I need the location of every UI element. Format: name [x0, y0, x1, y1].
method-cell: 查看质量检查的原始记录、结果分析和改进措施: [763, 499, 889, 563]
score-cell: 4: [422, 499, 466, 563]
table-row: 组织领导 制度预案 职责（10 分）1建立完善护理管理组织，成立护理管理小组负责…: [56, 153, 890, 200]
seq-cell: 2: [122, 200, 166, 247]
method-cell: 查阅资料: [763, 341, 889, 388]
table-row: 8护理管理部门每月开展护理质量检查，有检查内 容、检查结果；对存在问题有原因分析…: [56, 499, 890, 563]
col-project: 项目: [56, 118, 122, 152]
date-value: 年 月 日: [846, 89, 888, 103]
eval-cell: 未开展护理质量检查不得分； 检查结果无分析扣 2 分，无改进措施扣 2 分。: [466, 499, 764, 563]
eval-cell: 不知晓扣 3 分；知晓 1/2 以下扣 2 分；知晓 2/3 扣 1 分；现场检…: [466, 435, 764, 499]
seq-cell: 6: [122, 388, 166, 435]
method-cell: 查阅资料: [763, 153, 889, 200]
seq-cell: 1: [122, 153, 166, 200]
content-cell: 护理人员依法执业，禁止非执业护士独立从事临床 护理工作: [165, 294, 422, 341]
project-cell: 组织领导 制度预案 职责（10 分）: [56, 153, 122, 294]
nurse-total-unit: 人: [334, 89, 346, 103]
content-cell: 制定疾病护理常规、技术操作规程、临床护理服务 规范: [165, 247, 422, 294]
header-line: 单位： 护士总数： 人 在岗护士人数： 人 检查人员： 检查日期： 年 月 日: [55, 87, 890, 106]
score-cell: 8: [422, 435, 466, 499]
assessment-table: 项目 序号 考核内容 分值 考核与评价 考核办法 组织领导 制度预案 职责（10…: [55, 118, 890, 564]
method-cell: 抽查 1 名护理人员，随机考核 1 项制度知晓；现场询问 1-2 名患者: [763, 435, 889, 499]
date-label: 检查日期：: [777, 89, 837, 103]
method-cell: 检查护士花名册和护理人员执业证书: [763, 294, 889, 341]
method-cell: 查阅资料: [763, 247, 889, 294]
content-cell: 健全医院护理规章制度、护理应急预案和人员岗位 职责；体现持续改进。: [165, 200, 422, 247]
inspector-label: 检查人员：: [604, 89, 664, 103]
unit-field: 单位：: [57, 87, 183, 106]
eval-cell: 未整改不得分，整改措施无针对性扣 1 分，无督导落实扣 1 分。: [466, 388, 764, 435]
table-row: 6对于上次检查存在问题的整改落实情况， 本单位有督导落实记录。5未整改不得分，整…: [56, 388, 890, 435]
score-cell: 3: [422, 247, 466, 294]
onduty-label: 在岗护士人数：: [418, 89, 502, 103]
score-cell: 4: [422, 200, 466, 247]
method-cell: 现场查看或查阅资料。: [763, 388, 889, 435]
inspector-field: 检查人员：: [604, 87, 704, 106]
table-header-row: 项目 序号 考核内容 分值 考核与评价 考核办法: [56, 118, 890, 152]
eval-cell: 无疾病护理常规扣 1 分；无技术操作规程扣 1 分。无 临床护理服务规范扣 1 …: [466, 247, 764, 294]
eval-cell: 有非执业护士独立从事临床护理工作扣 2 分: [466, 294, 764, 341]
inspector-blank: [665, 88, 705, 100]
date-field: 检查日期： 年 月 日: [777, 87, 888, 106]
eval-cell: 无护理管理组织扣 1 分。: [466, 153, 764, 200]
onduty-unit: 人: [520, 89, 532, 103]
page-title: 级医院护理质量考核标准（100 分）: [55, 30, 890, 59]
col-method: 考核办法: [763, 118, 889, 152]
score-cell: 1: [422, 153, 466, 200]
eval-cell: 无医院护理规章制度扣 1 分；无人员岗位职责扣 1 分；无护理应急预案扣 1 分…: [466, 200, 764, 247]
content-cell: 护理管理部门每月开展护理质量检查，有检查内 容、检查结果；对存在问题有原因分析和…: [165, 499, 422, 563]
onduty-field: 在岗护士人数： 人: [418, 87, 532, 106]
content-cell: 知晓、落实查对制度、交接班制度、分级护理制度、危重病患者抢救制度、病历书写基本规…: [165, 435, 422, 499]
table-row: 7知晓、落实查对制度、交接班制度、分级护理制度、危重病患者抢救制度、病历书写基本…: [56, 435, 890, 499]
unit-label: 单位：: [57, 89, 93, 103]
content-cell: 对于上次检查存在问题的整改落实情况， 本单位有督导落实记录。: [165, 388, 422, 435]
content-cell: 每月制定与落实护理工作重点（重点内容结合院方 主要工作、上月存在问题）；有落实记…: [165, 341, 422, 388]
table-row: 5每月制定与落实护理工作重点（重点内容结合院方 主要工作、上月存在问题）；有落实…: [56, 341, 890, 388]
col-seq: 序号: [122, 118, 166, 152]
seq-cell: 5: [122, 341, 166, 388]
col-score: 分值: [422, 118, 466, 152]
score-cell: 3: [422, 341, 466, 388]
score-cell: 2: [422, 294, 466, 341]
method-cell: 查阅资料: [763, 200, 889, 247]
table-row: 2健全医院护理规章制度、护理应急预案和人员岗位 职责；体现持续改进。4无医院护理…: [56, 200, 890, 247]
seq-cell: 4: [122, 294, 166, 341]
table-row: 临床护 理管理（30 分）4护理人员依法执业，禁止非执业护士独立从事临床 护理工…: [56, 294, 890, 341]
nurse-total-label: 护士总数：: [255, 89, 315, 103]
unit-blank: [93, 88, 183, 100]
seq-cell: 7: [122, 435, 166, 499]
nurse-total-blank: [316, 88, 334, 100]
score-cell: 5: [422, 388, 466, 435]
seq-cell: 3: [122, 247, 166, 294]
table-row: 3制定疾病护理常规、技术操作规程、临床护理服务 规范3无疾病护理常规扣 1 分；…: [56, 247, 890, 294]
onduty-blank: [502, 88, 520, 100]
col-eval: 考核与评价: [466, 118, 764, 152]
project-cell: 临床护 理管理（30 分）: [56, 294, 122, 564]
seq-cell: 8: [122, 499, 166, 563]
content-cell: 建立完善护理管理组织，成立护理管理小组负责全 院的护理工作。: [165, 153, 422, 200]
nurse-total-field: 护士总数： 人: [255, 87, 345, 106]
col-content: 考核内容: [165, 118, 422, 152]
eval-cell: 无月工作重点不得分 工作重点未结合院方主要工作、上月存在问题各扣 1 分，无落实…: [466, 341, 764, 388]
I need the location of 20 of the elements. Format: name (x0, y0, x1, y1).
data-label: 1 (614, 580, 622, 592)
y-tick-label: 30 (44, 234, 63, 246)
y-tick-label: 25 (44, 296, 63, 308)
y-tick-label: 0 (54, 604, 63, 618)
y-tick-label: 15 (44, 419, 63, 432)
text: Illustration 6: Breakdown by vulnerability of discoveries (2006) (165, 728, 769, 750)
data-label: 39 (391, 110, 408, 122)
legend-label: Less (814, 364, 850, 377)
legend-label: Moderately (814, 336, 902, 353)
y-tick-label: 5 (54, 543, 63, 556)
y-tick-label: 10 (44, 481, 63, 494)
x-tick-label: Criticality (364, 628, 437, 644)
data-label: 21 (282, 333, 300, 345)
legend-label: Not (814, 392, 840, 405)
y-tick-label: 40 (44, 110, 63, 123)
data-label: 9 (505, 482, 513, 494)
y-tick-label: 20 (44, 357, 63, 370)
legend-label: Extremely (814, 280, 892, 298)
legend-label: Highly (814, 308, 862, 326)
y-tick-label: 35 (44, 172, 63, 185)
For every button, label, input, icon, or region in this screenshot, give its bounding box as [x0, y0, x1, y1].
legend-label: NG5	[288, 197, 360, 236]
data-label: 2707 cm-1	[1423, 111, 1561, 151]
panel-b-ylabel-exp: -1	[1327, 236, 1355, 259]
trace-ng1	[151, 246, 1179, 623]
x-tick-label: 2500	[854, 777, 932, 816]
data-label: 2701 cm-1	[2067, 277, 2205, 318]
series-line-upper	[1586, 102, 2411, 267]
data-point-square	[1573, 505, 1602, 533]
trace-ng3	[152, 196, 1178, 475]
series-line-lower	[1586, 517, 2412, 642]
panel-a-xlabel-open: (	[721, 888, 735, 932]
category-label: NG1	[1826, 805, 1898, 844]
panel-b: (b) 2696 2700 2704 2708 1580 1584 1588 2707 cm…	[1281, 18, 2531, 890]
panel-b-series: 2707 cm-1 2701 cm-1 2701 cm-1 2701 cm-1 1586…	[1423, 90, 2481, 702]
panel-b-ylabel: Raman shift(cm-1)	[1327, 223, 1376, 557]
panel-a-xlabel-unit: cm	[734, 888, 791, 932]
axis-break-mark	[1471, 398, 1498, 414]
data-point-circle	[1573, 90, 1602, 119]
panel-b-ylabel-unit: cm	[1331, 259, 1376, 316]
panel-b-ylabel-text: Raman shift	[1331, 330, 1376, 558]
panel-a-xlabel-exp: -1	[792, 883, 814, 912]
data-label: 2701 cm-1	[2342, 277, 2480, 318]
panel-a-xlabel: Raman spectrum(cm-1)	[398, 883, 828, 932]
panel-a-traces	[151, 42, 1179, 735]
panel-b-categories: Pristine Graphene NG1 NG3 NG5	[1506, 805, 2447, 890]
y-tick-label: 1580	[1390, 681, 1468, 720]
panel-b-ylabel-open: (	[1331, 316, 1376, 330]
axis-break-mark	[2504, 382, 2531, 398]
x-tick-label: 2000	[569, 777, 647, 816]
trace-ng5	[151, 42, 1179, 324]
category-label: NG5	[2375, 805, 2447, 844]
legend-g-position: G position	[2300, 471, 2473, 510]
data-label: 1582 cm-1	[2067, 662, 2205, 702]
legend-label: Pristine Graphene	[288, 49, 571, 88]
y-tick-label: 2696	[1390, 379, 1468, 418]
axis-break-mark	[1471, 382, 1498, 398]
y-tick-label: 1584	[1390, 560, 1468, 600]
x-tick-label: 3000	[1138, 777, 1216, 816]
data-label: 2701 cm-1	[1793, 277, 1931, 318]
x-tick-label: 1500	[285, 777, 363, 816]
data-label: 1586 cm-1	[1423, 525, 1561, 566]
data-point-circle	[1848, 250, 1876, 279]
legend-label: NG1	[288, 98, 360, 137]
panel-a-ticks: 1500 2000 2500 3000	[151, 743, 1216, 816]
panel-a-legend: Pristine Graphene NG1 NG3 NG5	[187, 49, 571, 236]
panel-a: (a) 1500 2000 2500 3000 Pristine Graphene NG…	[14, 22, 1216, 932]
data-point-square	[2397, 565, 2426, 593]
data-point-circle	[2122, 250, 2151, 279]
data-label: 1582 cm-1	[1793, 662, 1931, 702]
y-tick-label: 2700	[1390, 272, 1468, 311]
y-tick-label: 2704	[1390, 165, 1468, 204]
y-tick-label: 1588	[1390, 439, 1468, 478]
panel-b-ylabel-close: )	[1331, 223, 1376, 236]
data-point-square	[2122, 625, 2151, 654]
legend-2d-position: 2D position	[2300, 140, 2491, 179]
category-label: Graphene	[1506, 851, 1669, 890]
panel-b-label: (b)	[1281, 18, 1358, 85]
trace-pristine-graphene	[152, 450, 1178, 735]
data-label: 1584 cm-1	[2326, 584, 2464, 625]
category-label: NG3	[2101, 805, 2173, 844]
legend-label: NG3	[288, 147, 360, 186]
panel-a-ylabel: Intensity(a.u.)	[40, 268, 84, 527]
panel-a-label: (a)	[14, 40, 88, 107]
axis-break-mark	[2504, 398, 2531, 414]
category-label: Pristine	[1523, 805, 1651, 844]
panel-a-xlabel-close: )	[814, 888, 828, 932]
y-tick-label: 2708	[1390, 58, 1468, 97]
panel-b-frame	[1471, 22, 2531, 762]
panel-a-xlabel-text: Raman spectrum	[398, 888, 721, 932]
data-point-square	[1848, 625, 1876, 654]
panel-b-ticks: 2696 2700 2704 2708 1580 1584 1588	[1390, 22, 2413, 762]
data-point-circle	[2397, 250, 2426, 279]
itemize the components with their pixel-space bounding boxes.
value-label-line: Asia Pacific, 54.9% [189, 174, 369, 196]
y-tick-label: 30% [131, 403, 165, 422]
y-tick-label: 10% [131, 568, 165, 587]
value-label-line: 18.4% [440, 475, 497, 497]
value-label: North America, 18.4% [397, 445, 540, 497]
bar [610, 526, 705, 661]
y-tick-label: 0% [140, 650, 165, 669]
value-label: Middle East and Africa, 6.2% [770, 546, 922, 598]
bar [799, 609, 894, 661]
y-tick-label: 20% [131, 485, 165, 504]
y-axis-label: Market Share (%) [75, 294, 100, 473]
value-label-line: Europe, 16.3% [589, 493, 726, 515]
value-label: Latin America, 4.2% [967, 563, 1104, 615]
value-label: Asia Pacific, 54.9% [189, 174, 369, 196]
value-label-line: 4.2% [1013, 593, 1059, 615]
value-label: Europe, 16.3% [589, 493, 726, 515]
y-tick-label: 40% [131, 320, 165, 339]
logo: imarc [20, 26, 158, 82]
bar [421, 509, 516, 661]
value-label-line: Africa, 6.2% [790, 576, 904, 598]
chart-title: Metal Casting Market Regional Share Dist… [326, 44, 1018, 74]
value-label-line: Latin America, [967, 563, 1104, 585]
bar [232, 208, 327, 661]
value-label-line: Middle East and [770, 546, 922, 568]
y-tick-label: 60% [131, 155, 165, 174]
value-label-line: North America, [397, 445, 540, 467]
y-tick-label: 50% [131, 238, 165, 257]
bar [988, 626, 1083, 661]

* [Required work]
Convert the data from its first line through the line containing "date-field: 检查日期： 年 月 日: [777, 87, 888, 106]", inclusive, into a numbered list, leaving out any blank lines.

* [Solved exercise]
1. I need the location of every UI element. Format: name [x0, y0, x1, y1].
2. method-cell: 查看质量检查的原始记录、结果分析和改进措施: [763, 499, 889, 563]
3. score-cell: 4: [422, 499, 466, 563]
4. table-row: 组织领导 制度预案 职责（10 分）1建立完善护理管理组织，成立护理管理小组负责…: [56, 153, 890, 200]
5. seq-cell: 2: [122, 200, 166, 247]
6. method-cell: 查阅资料: [763, 341, 889, 388]
7. table-row: 8护理管理部门每月开展护理质量检查，有检查内 容、检查结果；对存在问题有原因分析…: [56, 499, 890, 563]
8. col-project: 项目: [56, 118, 122, 152]
9. date-value: 年 月 日: [846, 89, 888, 103]
10. eval-cell: 未开展护理质量检查不得分； 检查结果无分析扣 2 分，无改进措施扣 2 分。: [466, 499, 764, 563]
11. eval-cell: 不知晓扣 3 分；知晓 1/2 以下扣 2 分；知晓 2/3 扣 1 分；现场检…: [466, 435, 764, 499]
12. seq-cell: 6: [122, 388, 166, 435]
13. method-cell: 查阅资料: [763, 153, 889, 200]
14. seq-cell: 1: [122, 153, 166, 200]
15. content-cell: 护理人员依法执业，禁止非执业护士独立从事临床 护理工作: [165, 294, 422, 341]
16. project-cell: 组织领导 制度预案 职责（10 分）: [56, 153, 122, 294]
17. nurse-total-unit: 人: [334, 89, 346, 103]
18. content-cell: 制定疾病护理常规、技术操作规程、临床护理服务 规范: [165, 247, 422, 294]
19. header-line: 单位： 护士总数： 人 在岗护士人数： 人 检查人员： 检查日期： 年 月 日: [55, 87, 890, 106]
20. score-cell: 8: [422, 435, 466, 499]
21. assessment-table: 项目 序号 考核内容 分值 考核与评价 考核办法 组织领导 制度预案 职责（10…: [55, 118, 890, 564]
22. method-cell: 抽查 1 名护理人员，随机考核 1 项制度知晓；现场询问 1-2 名患者: [763, 435, 889, 499]
23. date-label: 检查日期：: [777, 89, 837, 103]
24. method-cell: 检查护士花名册和护理人员执业证书: [763, 294, 889, 341]
25. method-cell: 查阅资料: [763, 247, 889, 294]
26. content-cell: 健全医院护理规章制度、护理应急预案和人员岗位 职责；体现持续改进。: [165, 200, 422, 247]
27. inspector-label: 检查人员：: [604, 89, 664, 103]
28. unit-field: 单位：: [57, 87, 183, 106]
29. eval-cell: 未整改不得分，整改措施无针对性扣 1 分，无督导落实扣 1 分。: [466, 388, 764, 435]
30. table-row: 6对于上次检查存在问题的整改落实情况， 本单位有督导落实记录。5未整改不得分，整…: [56, 388, 890, 435]
31. score-cell: 3: [422, 247, 466, 294]
32. onduty-label: 在岗护士人数：: [418, 89, 502, 103]
33. score-cell: 4: [422, 200, 466, 247]
34. method-cell: 现场查看或查阅资料。: [763, 388, 889, 435]
35. inspector-field: 检查人员：: [604, 87, 704, 106]
36. table-header-row: 项目 序号 考核内容 分值 考核与评价 考核办法: [56, 118, 890, 152]
37. eval-cell: 无疾病护理常规扣 1 分；无技术操作规程扣 1 分。无 临床护理服务规范扣 1 …: [466, 247, 764, 294]
38. eval-cell: 有非执业护士独立从事临床护理工作扣 2 分: [466, 294, 764, 341]
39. inspector-blank: [665, 88, 705, 100]
40. date-field: 检查日期： 年 月 日: [777, 87, 888, 106]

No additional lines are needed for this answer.